▶ Instructions for the task: From the entries below, pull out each line where "subtitle" appears.

▶ Exercise materials:
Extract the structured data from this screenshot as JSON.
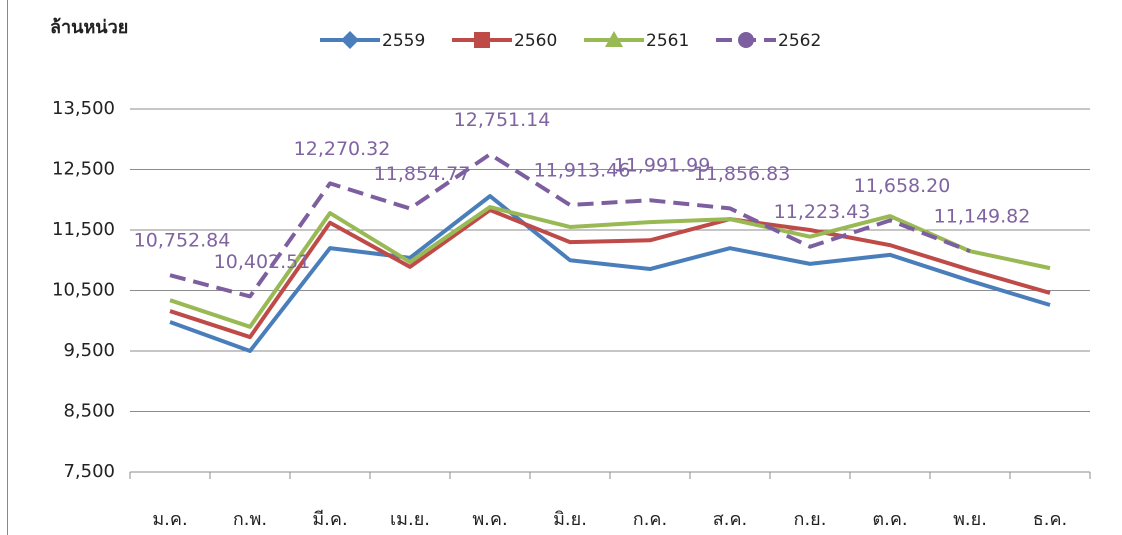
{
  "chart_data": {
    "type": "line",
    "y_label": "ล้านหน่วย",
    "categories": [
      "ม.ค.",
      "ก.พ.",
      "มี.ค.",
      "เม.ย.",
      "พ.ค.",
      "มิ.ย.",
      "ก.ค.",
      "ส.ค.",
      "ก.ย.",
      "ต.ค.",
      "พ.ย.",
      "ธ.ค."
    ],
    "series": [
      {
        "name": "2559",
        "color": "#4a7ebb",
        "marker": "diamond",
        "dashed": false,
        "values": [
          9980,
          9500,
          11200,
          11040,
          12060,
          11000,
          10855,
          11200,
          10940,
          11090,
          10660,
          10260
        ]
      },
      {
        "name": "2560",
        "color": "#be4b48",
        "marker": "square",
        "dashed": false,
        "values": [
          10160,
          9730,
          11620,
          10890,
          11830,
          11300,
          11330,
          11680,
          11500,
          11250,
          10840,
          10460
        ]
      },
      {
        "name": "2561",
        "color": "#98b954",
        "marker": "triangle",
        "dashed": false,
        "values": [
          10340,
          9900,
          11780,
          10970,
          11880,
          11550,
          11630,
          11680,
          11390,
          11730,
          11150,
          10870
        ]
      },
      {
        "name": "2562",
        "color": "#7d5fa0",
        "marker": "circle",
        "dashed": true,
        "values": [
          10752.84,
          10402.51,
          12270.32,
          11854.77,
          12751.14,
          11913.46,
          11991.99,
          11856.83,
          11223.43,
          11658.2,
          11149.82,
          null
        ],
        "value_labels": [
          "10,752.84",
          "10,402.51",
          "12,270.32",
          "11,854.77",
          "12,751.14",
          "11,913.46",
          "11,991.99",
          "11,856.83",
          "11,223.43",
          "11,658.20",
          "11,149.82",
          null
        ]
      }
    ],
    "ylim": [
      7500,
      13500
    ],
    "yticks": [
      {
        "value": 7500,
        "label": "7,500"
      },
      {
        "value": 8500,
        "label": "8,500"
      },
      {
        "value": 9500,
        "label": "9,500"
      },
      {
        "value": 10500,
        "label": "10,500"
      },
      {
        "value": 11500,
        "label": "11,500"
      },
      {
        "value": 12500,
        "label": "12,500"
      },
      {
        "value": 13500,
        "label": "13,500"
      }
    ],
    "grid": true,
    "legend": "top"
  }
}
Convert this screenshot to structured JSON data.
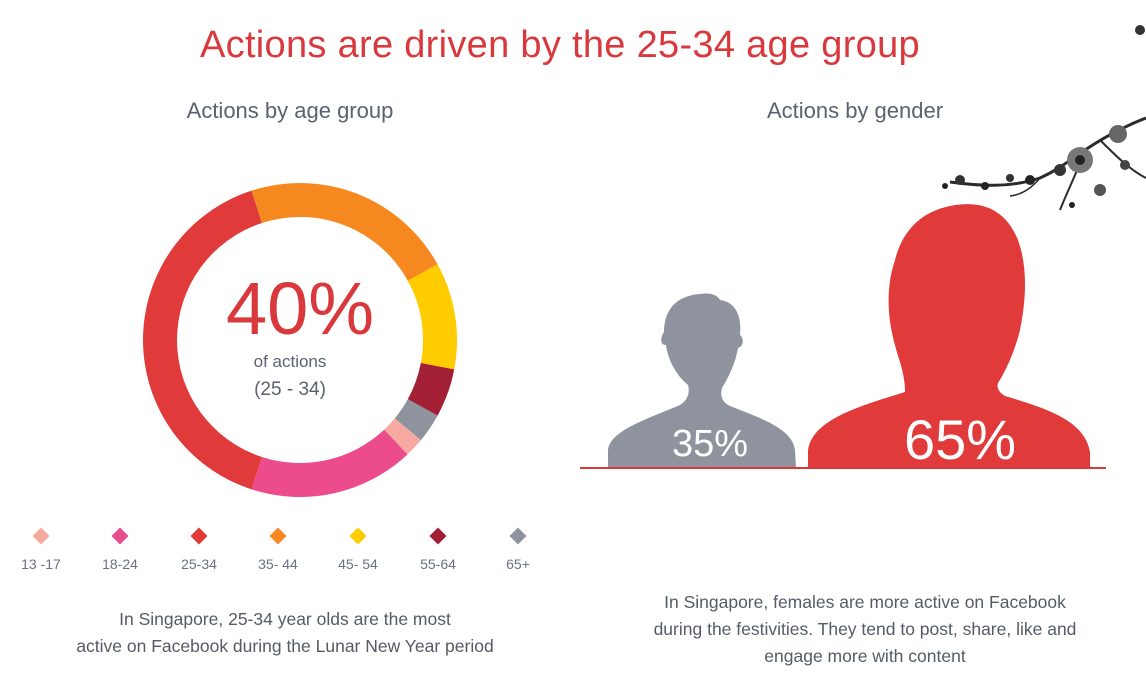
{
  "title": "Actions are driven by the 25-34 age group",
  "age": {
    "subtitle": "Actions by age group",
    "center_value": "40%",
    "center_label": "of actions",
    "center_range": "(25 - 34)",
    "caption_line1": "In Singapore, 25-34 year olds are the most",
    "caption_line2": "active on Facebook during the Lunar New Year period"
  },
  "gender": {
    "subtitle": "Actions by gender",
    "male_value": "35%",
    "female_value": "65%",
    "caption_line1": "In Singapore, females are more active on Facebook",
    "caption_line2": "during the festivities. They tend to post, share, like and",
    "caption_line3": "engage more with content"
  },
  "legend": [
    {
      "label": "13 -17",
      "color": "#f6a9a0"
    },
    {
      "label": "18-24",
      "color": "#ec4c8c"
    },
    {
      "label": "25-34",
      "color": "#e03a3a"
    },
    {
      "label": "35- 44",
      "color": "#f5891f"
    },
    {
      "label": "45- 54",
      "color": "#ffcc00"
    },
    {
      "label": "55-64",
      "color": "#a31f34"
    },
    {
      "label": "65+",
      "color": "#8e939e"
    }
  ],
  "colors": {
    "accent": "#d9393c",
    "male": "#8e939e",
    "female": "#e03a3a"
  },
  "icons": [
    "male-silhouette-icon",
    "female-silhouette-icon",
    "plum-blossom-branch-icon"
  ],
  "chart_data": [
    {
      "type": "pie",
      "variant": "donut",
      "categories": [
        "13 -17",
        "18-24",
        "25-34",
        "35- 44",
        "45- 54",
        "55-64",
        "65+"
      ],
      "values": [
        2,
        17,
        40,
        22,
        11,
        5,
        3
      ],
      "unit": "%",
      "colors": [
        "#f6a9a0",
        "#ec4c8c",
        "#e03a3a",
        "#f5891f",
        "#ffcc00",
        "#a31f34",
        "#8e939e"
      ]
    },
    {
      "type": "bar",
      "categories": [
        "Male",
        "Female"
      ],
      "values": [
        35,
        65
      ],
      "unit": "%",
      "colors": [
        "#8e939e",
        "#e03a3a"
      ]
    }
  ]
}
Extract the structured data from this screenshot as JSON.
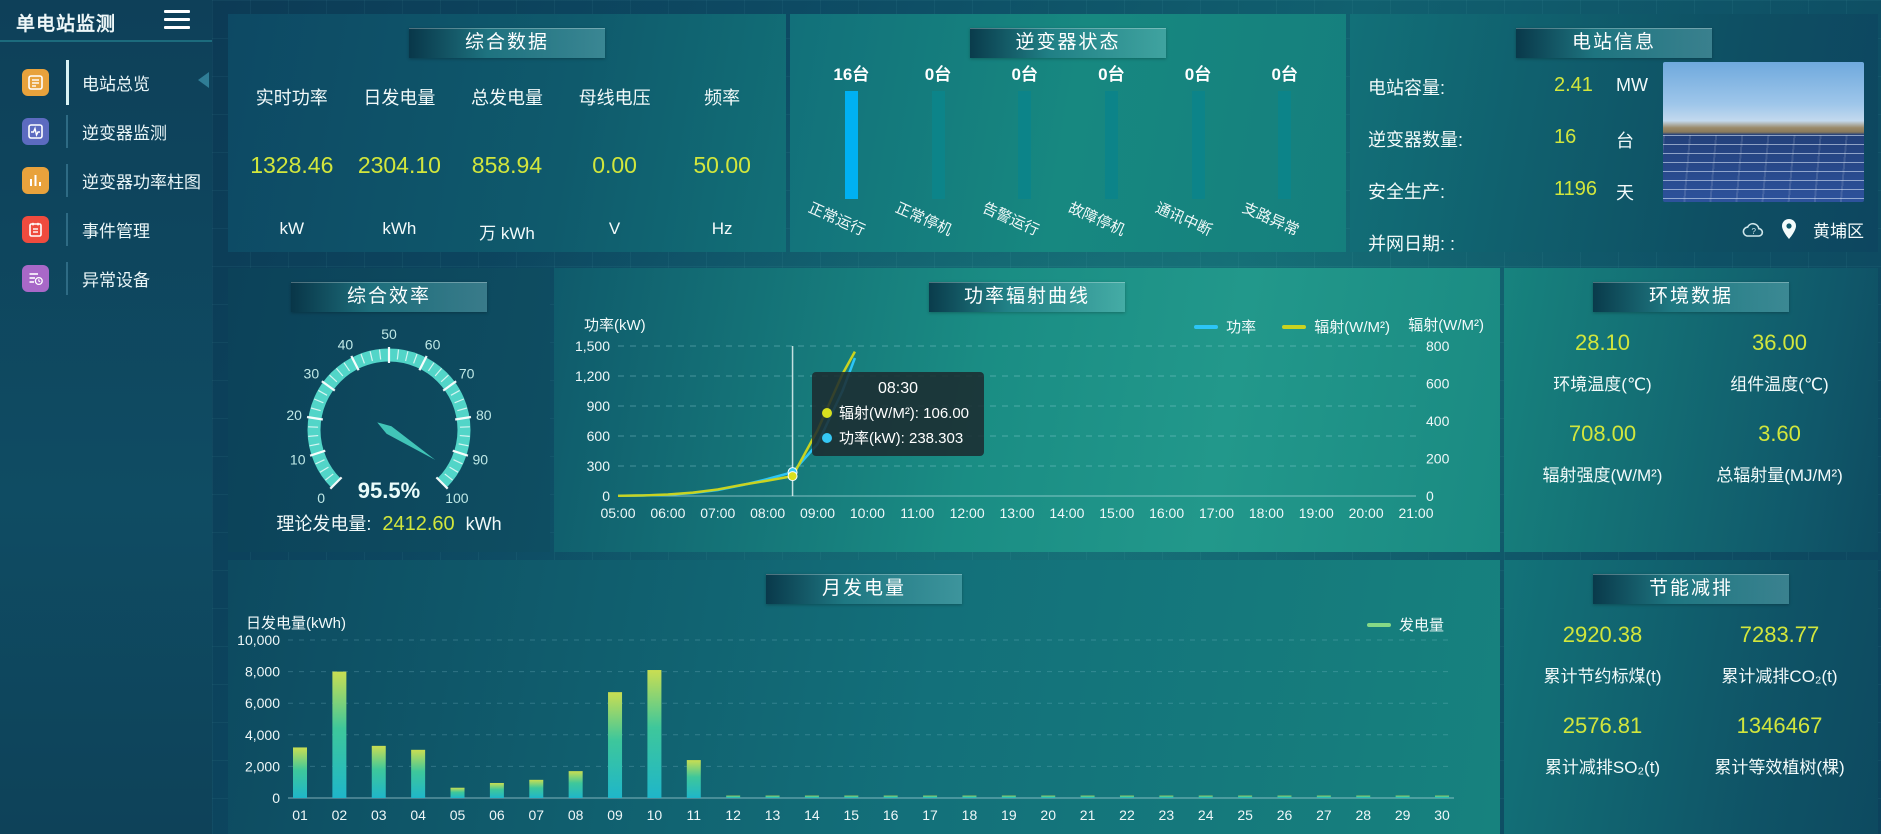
{
  "sidebar": {
    "title": "单电站监测",
    "items": [
      {
        "label": "电站总览",
        "icon": "overview-icon",
        "color": "#e8a23c",
        "active": true
      },
      {
        "label": "逆变器监测",
        "icon": "inverter-monitor-icon",
        "color": "#5c6bc0",
        "active": false
      },
      {
        "label": "逆变器功率柱图",
        "icon": "power-bars-icon",
        "color": "#e8a23c",
        "active": false
      },
      {
        "label": "事件管理",
        "icon": "event-notebook-icon",
        "color": "#ef4b3e",
        "active": false
      },
      {
        "label": "异常设备",
        "icon": "abnormal-device-icon",
        "color": "#a868c8",
        "active": false
      }
    ]
  },
  "summary": {
    "title": "综合数据",
    "metrics": [
      {
        "label": "实时功率",
        "value": "1328.46",
        "unit": "kW"
      },
      {
        "label": "日发电量",
        "value": "2304.10",
        "unit": "kWh"
      },
      {
        "label": "总发电量",
        "value": "858.94",
        "unit": "万 kWh"
      },
      {
        "label": "母线电压",
        "value": "0.00",
        "unit": "V"
      },
      {
        "label": "频率",
        "value": "50.00",
        "unit": "Hz"
      }
    ]
  },
  "station_info": {
    "title": "电站信息",
    "rows": [
      {
        "label": "电站容量:",
        "value": "2.41",
        "unit": "MW"
      },
      {
        "label": "逆变器数量:",
        "value": "16",
        "unit": "台"
      },
      {
        "label": "安全生产:",
        "value": "1196",
        "unit": "天"
      },
      {
        "label": "并网日期:  :",
        "value": "",
        "unit": ""
      }
    ],
    "location": "黄埔区"
  },
  "efficiency": {
    "footer_label": "理论发电量:",
    "footer_value": "2412.60",
    "footer_unit": "kWh"
  },
  "environment": {
    "title": "环境数据",
    "items": [
      {
        "value": "28.10",
        "label": "环境温度(℃)"
      },
      {
        "value": "36.00",
        "label": "组件温度(℃)"
      },
      {
        "value": "708.00",
        "label": "辐射强度(W/M²)"
      },
      {
        "value": "3.60",
        "label": "总辐射量(MJ/M²)"
      }
    ]
  },
  "savings": {
    "title": "节能减排",
    "items": [
      {
        "value": "2920.38",
        "label": "累计节约标煤(t)"
      },
      {
        "value": "7283.77",
        "label": "累计减排CO₂(t)"
      },
      {
        "value": "2576.81",
        "label": "累计减排SO₂(t)"
      },
      {
        "value": "1346467",
        "label": "累计等效植树(棵)"
      }
    ]
  },
  "chart_data": [
    {
      "type": "line",
      "title": "功率辐射曲线",
      "y_left": {
        "name": "功率(kW)",
        "max": 1500,
        "tick_labels": [
          "0",
          "300",
          "600",
          "900",
          "1,200",
          "1,500"
        ]
      },
      "y_right": {
        "name": "辐射(W/M²)",
        "max": 800,
        "tick_labels": [
          "0",
          "200",
          "400",
          "600",
          "800"
        ]
      },
      "x_axis_labels": [
        "05:00",
        "06:00",
        "07:00",
        "08:00",
        "09:00",
        "10:00",
        "11:00",
        "12:00",
        "13:00",
        "14:00",
        "15:00",
        "16:00",
        "17:00",
        "18:00",
        "19:00",
        "20:00",
        "21:00"
      ],
      "x_range_hours": [
        5,
        21
      ],
      "sample_hours": [
        5,
        5.5,
        6,
        6.5,
        7,
        7.5,
        8,
        8.5,
        9,
        9.5,
        9.75
      ],
      "series": [
        {
          "name": "功率",
          "axis": "left",
          "color": "#2cc5f6",
          "values": [
            2,
            5,
            12,
            30,
            60,
            110,
            170,
            238.3,
            520,
            1050,
            1380
          ]
        },
        {
          "name": "辐射(W/M²)",
          "axis": "right",
          "color": "#c9d320",
          "values": [
            1,
            3,
            8,
            18,
            35,
            60,
            82,
            106,
            350,
            650,
            770
          ]
        }
      ],
      "legend_position": "top-right",
      "grid": "dashed",
      "tooltip": {
        "time": "08:30",
        "pointer_hour": 8.5,
        "entries": [
          {
            "name": "辐射(W/M²)",
            "value": "106.00",
            "color": "#d8e11f"
          },
          {
            "name": "功率(kW)",
            "value": "238.303",
            "color": "#35c8f5"
          }
        ]
      }
    },
    {
      "type": "bar",
      "title": "月发电量",
      "ylabel": "日发电量(kWh)",
      "legend": [
        {
          "name": "发电量",
          "color": "#86d986"
        }
      ],
      "categories": [
        "01",
        "02",
        "03",
        "04",
        "05",
        "06",
        "07",
        "08",
        "09",
        "10",
        "11",
        "12",
        "13",
        "14",
        "15",
        "16",
        "17",
        "18",
        "19",
        "20",
        "21",
        "22",
        "23",
        "24",
        "25",
        "26",
        "27",
        "28",
        "29",
        "30"
      ],
      "values": [
        3200,
        8000,
        3300,
        3050,
        650,
        950,
        1150,
        1700,
        6700,
        8100,
        2400,
        150,
        150,
        150,
        150,
        150,
        150,
        150,
        150,
        150,
        150,
        150,
        150,
        150,
        150,
        150,
        150,
        150,
        150,
        150
      ],
      "ylim": [
        0,
        10000
      ],
      "ytick_labels": [
        "0",
        "2,000",
        "4,000",
        "6,000",
        "8,000",
        "10,000"
      ],
      "grid": "dashed"
    },
    {
      "type": "gauge",
      "title": "综合效率",
      "value": 95.5,
      "display": "95.5%",
      "min": 0,
      "max": 100,
      "ticks": [
        0,
        10,
        20,
        30,
        40,
        50,
        60,
        70,
        80,
        90,
        100
      ],
      "band_color": "#52d5c8"
    },
    {
      "type": "bar",
      "title": "逆变器状态",
      "unit": "台",
      "categories": [
        "正常运行",
        "正常停机",
        "告警运行",
        "故障停机",
        "通讯中断",
        "支路异常"
      ],
      "values": [
        16,
        0,
        0,
        0,
        0,
        0
      ],
      "bar_colors": [
        "#00b1f2",
        "#0c8489",
        "#0c8489",
        "#0c8489",
        "#0c8489",
        "#0c8489"
      ]
    }
  ]
}
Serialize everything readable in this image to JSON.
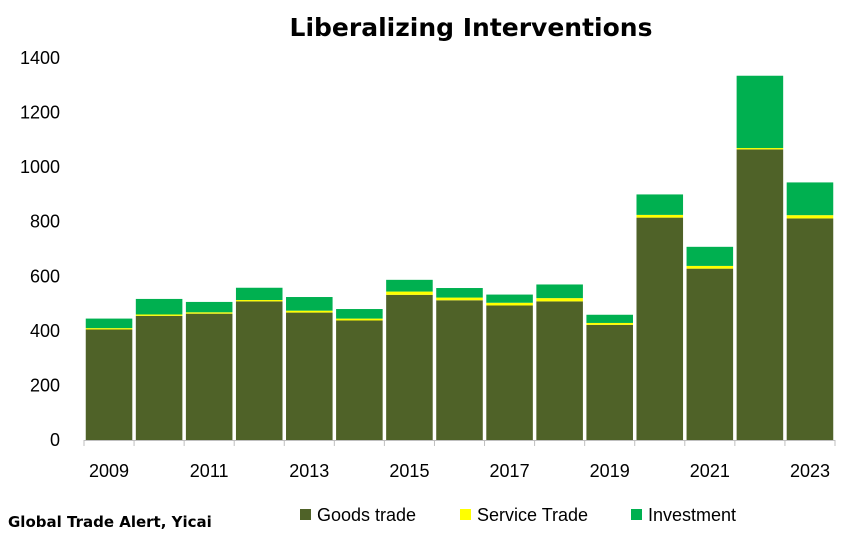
{
  "chart_data": {
    "type": "bar",
    "stacked": true,
    "title": "Liberalizing Interventions",
    "categories": [
      "2009",
      "2010",
      "2011",
      "2012",
      "2013",
      "2014",
      "2015",
      "2016",
      "2017",
      "2018",
      "2019",
      "2020",
      "2021",
      "2022",
      "2023"
    ],
    "x_tick_labels": [
      "2009",
      "2011",
      "2013",
      "2015",
      "2017",
      "2019",
      "2021",
      "2023"
    ],
    "y_ticks": [
      0,
      200,
      400,
      600,
      800,
      1000,
      1200,
      1400
    ],
    "ylim": [
      0,
      1400
    ],
    "grid": false,
    "legend_position": "bottom",
    "series": [
      {
        "name": "Goods trade",
        "color": "#4F6228",
        "values": [
          405,
          455,
          463,
          508,
          467,
          438,
          532,
          512,
          493,
          508,
          422,
          815,
          628,
          1065,
          812
        ]
      },
      {
        "name": "Service Trade",
        "color": "#FFFF00",
        "values": [
          5,
          5,
          5,
          5,
          7,
          7,
          12,
          10,
          10,
          12,
          7,
          10,
          10,
          5,
          12
        ]
      },
      {
        "name": "Investment",
        "color": "#00B050",
        "values": [
          35,
          57,
          38,
          45,
          50,
          35,
          43,
          35,
          30,
          50,
          30,
          75,
          70,
          265,
          120
        ]
      }
    ]
  },
  "source": "Global Trade Alert, Yicai"
}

▶ Task response:
    "subtitle": "Actions by age group",
    "subtitle": "Actions by gender",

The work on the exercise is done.